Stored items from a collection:
= = =

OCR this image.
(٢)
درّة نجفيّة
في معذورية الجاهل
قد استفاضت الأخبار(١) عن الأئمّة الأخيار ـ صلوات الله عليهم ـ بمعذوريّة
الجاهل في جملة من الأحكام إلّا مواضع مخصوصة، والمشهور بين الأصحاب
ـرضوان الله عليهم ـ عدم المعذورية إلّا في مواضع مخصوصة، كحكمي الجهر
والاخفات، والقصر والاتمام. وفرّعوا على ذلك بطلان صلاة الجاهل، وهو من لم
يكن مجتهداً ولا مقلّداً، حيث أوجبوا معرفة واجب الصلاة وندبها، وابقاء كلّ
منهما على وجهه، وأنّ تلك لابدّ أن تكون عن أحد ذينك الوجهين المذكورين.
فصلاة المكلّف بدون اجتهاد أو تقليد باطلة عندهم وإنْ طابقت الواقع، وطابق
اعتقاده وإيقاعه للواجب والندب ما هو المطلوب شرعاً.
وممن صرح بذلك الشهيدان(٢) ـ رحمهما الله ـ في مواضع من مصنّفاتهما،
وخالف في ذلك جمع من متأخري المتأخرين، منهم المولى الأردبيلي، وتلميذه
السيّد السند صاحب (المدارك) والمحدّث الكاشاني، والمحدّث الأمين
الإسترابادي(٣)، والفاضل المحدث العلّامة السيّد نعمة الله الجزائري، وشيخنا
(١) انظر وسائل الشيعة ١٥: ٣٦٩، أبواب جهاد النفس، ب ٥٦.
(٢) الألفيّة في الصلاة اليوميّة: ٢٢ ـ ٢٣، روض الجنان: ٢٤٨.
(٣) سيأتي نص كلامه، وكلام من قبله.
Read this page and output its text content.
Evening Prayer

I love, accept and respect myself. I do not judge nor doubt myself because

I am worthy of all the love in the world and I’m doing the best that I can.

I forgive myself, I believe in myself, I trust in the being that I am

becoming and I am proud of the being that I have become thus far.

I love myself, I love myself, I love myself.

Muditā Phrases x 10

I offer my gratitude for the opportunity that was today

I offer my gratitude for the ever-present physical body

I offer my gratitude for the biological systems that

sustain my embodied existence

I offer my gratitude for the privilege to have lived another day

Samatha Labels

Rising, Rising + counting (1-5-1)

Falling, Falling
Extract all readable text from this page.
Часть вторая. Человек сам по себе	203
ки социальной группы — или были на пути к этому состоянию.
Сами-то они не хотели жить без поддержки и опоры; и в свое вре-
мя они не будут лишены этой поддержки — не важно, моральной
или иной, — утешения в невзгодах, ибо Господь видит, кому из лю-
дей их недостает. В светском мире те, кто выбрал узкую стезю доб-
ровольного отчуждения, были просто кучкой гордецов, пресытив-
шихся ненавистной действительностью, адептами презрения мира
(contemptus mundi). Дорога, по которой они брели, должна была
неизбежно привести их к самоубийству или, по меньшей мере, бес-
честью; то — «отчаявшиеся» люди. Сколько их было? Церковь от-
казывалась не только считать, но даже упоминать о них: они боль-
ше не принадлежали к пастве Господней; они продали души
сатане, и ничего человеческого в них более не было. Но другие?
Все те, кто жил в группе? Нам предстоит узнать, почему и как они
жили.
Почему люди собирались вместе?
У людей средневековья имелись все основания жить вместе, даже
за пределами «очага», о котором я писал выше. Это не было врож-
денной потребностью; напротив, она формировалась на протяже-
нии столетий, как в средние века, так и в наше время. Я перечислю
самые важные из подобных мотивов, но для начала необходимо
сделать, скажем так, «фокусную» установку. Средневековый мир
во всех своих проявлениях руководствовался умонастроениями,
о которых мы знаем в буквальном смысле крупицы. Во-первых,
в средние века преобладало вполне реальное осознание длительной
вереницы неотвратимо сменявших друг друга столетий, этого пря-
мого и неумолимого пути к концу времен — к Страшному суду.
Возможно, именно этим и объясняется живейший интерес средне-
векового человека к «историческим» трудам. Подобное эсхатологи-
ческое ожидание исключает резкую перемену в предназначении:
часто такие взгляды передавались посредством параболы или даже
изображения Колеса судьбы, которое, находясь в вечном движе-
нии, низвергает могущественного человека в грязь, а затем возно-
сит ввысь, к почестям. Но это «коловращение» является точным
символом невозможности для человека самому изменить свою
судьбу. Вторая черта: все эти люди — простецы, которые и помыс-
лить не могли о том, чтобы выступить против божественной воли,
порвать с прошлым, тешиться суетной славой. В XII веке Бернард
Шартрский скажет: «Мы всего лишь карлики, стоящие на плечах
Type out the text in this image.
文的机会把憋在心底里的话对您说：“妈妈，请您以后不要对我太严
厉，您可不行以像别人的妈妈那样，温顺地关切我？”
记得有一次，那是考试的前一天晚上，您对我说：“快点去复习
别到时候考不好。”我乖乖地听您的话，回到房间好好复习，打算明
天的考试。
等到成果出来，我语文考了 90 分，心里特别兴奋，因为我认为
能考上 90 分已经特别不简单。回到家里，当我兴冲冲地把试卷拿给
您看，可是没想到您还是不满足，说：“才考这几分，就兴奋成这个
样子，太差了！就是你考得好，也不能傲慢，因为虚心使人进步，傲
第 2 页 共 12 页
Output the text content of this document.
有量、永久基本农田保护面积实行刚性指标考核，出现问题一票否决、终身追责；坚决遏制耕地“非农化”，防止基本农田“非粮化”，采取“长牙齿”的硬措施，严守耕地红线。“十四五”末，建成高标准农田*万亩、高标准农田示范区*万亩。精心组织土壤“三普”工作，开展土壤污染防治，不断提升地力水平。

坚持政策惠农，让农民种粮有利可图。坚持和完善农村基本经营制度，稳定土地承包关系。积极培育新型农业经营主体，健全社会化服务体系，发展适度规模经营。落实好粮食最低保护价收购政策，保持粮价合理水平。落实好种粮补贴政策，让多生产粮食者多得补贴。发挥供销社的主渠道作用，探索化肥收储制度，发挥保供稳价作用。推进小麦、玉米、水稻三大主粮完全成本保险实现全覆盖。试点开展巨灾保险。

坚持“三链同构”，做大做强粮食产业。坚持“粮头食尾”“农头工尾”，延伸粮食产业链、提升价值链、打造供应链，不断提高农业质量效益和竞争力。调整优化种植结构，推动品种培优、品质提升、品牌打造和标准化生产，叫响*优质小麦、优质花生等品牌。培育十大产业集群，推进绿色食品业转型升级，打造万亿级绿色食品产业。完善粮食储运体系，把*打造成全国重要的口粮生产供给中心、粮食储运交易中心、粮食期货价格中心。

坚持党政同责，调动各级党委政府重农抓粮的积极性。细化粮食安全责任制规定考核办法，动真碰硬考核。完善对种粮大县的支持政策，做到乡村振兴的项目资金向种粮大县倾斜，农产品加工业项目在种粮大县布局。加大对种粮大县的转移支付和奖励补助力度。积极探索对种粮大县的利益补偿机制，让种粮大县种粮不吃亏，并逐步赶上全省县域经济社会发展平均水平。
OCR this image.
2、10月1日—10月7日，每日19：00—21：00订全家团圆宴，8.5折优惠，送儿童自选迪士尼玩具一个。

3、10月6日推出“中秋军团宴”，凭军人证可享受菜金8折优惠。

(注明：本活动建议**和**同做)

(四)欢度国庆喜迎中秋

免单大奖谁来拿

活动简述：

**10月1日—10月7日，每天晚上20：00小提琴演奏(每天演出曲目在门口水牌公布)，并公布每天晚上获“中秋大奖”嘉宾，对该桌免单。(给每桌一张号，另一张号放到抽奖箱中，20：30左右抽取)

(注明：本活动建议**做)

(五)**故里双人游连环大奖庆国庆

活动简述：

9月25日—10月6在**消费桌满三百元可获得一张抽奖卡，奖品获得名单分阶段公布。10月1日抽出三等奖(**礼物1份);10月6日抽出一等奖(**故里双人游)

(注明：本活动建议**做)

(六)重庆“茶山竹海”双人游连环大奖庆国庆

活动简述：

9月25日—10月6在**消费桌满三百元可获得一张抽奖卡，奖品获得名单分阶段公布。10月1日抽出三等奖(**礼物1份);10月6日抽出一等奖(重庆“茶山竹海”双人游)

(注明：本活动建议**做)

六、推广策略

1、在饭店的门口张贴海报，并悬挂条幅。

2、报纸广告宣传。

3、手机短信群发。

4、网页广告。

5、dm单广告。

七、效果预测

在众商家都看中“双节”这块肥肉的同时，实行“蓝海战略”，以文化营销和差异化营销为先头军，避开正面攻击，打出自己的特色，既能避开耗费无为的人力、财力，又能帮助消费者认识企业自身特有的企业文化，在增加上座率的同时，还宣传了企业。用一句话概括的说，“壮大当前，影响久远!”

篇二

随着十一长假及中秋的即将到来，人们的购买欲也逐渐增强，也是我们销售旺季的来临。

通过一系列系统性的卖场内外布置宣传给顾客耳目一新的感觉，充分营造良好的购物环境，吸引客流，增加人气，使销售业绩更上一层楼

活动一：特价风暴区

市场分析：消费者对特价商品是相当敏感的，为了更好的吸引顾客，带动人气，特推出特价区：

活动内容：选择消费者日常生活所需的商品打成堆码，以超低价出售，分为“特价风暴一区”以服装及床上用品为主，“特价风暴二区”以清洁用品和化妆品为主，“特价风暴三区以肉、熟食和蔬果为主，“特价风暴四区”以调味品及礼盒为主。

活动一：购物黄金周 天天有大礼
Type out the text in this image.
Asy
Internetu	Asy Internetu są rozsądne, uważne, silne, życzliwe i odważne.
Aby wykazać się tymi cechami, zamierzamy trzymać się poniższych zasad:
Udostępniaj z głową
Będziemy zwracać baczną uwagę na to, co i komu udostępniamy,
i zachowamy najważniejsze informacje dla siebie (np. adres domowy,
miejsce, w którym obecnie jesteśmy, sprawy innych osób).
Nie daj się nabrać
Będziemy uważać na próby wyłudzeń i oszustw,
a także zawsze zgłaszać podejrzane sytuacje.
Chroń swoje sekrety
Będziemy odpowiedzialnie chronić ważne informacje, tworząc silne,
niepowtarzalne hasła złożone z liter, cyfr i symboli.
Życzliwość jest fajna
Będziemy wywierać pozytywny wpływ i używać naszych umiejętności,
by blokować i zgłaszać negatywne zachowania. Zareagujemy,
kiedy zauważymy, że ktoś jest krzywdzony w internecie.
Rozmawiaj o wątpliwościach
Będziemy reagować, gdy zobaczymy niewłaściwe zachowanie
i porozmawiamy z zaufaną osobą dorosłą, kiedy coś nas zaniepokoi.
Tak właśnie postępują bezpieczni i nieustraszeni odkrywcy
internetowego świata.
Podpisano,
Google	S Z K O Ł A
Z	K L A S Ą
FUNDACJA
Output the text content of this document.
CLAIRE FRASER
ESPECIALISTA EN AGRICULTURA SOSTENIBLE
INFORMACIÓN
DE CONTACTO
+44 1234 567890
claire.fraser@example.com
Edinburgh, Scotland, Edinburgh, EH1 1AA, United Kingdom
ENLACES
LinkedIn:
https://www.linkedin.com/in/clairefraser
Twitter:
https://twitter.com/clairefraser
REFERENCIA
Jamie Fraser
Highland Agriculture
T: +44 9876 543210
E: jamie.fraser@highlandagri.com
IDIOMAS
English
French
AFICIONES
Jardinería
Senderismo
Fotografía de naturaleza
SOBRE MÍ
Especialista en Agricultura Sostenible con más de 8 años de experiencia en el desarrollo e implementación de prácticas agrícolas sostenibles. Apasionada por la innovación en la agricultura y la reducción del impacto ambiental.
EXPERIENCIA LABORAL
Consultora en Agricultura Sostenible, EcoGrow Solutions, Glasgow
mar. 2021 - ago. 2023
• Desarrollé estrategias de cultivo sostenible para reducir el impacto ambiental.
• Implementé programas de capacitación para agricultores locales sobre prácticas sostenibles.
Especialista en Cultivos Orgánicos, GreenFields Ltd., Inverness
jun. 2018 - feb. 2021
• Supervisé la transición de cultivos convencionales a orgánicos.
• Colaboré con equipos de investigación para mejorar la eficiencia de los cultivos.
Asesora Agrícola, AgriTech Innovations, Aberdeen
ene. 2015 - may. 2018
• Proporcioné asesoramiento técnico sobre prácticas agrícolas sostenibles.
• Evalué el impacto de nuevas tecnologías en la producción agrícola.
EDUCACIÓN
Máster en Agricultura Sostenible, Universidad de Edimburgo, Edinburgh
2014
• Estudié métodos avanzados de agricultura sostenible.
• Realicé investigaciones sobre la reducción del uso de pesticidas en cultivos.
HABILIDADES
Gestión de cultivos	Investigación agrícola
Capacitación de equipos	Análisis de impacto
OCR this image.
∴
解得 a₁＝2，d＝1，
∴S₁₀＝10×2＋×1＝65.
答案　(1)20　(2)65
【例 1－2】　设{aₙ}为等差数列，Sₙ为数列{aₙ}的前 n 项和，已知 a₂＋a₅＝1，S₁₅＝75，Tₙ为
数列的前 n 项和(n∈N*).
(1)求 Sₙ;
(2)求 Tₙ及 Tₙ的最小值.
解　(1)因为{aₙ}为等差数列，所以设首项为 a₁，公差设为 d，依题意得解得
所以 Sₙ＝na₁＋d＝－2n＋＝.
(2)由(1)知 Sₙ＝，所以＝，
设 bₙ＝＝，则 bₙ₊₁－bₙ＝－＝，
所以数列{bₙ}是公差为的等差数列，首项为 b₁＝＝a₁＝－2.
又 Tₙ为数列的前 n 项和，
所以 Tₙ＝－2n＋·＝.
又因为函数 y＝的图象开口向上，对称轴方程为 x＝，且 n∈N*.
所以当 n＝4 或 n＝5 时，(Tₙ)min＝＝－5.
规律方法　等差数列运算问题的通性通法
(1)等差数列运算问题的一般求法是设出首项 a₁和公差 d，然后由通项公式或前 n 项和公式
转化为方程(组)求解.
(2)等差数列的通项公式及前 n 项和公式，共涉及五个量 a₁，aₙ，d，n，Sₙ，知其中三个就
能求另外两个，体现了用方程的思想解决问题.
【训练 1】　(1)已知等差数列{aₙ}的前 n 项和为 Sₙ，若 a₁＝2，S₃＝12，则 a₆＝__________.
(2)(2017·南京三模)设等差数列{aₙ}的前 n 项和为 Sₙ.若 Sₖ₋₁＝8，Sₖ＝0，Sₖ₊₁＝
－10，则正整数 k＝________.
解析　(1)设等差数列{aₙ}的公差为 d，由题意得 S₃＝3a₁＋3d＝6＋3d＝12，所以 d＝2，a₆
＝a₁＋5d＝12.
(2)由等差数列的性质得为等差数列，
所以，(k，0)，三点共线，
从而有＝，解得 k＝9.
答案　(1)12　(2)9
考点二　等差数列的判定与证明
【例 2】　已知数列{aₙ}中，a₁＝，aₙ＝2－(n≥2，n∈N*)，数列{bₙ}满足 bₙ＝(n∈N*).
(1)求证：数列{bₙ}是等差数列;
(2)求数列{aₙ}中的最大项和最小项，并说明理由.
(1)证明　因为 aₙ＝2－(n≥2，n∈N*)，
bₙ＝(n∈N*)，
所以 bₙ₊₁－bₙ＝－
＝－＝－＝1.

= = =

[Stated task]: Pick out every line holding the string "that" and return it.

[In response]:
I am worthy of all the love in the world and I’m doing the best that I can.
I forgive myself, I believe in myself, I trust in the being that I am
becoming and I am proud of the being that I have become thus far.
I offer my gratitude for the opportunity that was today
I offer my gratitude for the biological systems that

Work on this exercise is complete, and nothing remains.